CHALLENGE ▸ Locate every line in the records below that holds the word "huquqlari" and return each one.
━━━━━━━━━━
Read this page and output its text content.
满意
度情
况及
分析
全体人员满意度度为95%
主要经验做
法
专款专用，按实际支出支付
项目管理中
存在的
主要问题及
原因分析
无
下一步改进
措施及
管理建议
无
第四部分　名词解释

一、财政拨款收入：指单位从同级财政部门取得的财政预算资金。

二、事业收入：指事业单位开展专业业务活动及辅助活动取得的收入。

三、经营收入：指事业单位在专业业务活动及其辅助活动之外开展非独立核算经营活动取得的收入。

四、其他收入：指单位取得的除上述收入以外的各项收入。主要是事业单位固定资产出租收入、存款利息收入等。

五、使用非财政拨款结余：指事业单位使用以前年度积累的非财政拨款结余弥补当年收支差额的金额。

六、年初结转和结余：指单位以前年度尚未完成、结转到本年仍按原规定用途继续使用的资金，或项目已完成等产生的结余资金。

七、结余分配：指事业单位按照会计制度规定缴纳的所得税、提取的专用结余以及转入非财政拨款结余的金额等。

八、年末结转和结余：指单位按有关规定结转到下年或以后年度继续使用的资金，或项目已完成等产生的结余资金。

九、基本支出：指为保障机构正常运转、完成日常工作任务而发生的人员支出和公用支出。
━━━━━━━━━━
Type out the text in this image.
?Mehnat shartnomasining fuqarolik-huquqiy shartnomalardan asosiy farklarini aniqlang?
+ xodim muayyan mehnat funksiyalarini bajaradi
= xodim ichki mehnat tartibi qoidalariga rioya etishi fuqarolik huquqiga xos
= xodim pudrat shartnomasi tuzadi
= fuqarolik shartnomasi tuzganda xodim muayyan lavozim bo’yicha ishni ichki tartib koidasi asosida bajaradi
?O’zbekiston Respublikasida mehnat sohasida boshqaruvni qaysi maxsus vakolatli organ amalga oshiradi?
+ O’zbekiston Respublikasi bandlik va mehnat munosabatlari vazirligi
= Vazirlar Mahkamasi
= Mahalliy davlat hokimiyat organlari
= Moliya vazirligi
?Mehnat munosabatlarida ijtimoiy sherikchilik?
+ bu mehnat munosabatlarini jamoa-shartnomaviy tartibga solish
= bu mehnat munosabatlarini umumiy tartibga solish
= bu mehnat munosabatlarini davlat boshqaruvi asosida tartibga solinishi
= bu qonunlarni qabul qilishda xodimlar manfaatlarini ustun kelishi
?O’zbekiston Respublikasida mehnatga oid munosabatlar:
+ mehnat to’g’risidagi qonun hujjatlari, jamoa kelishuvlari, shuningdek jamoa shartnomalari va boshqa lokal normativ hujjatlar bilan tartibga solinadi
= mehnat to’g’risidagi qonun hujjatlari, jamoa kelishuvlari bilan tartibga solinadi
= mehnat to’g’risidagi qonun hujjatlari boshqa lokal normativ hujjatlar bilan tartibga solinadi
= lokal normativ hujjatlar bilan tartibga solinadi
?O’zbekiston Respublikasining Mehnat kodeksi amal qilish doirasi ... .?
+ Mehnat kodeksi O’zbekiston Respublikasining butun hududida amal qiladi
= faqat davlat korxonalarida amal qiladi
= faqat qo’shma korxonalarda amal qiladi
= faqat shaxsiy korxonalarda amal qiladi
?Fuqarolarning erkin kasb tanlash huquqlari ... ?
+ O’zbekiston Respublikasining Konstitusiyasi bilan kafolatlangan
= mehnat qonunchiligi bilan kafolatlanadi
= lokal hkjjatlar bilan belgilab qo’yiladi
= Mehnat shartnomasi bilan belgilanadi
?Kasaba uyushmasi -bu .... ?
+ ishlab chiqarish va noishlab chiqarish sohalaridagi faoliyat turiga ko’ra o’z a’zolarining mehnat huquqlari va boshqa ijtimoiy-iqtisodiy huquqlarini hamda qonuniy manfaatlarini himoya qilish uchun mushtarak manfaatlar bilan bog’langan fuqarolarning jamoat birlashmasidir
━━━━━━━━━━
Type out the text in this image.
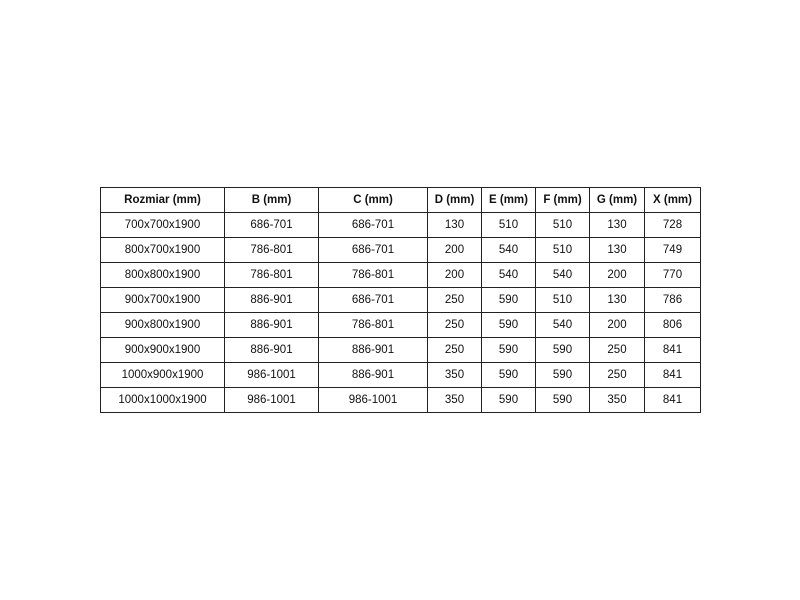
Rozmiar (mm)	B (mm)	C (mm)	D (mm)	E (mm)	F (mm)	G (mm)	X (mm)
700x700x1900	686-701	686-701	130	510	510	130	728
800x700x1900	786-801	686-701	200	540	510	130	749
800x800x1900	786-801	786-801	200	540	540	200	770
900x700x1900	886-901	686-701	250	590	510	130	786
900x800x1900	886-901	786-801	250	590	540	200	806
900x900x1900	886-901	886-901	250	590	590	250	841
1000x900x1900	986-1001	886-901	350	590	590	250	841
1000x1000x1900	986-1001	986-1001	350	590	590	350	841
━━━━━━━━━━
EXERCISE ANSWER ▸
?Fuqarolarning erkin kasb tanlash huquqlari ... ?
+ ishlab chiqarish va noishlab chiqarish sohalaridagi faoliyat turiga ko’ra o’z a’zolarining mehnat huquqlari va boshqa ijtimoiy-iqtisodiy huquqlarini hamda qonuniy manfaatlarini himoya qilish uchun mushtarak manfaatlar bilan bog’langan fuqarolarning jamoat birlashmasidir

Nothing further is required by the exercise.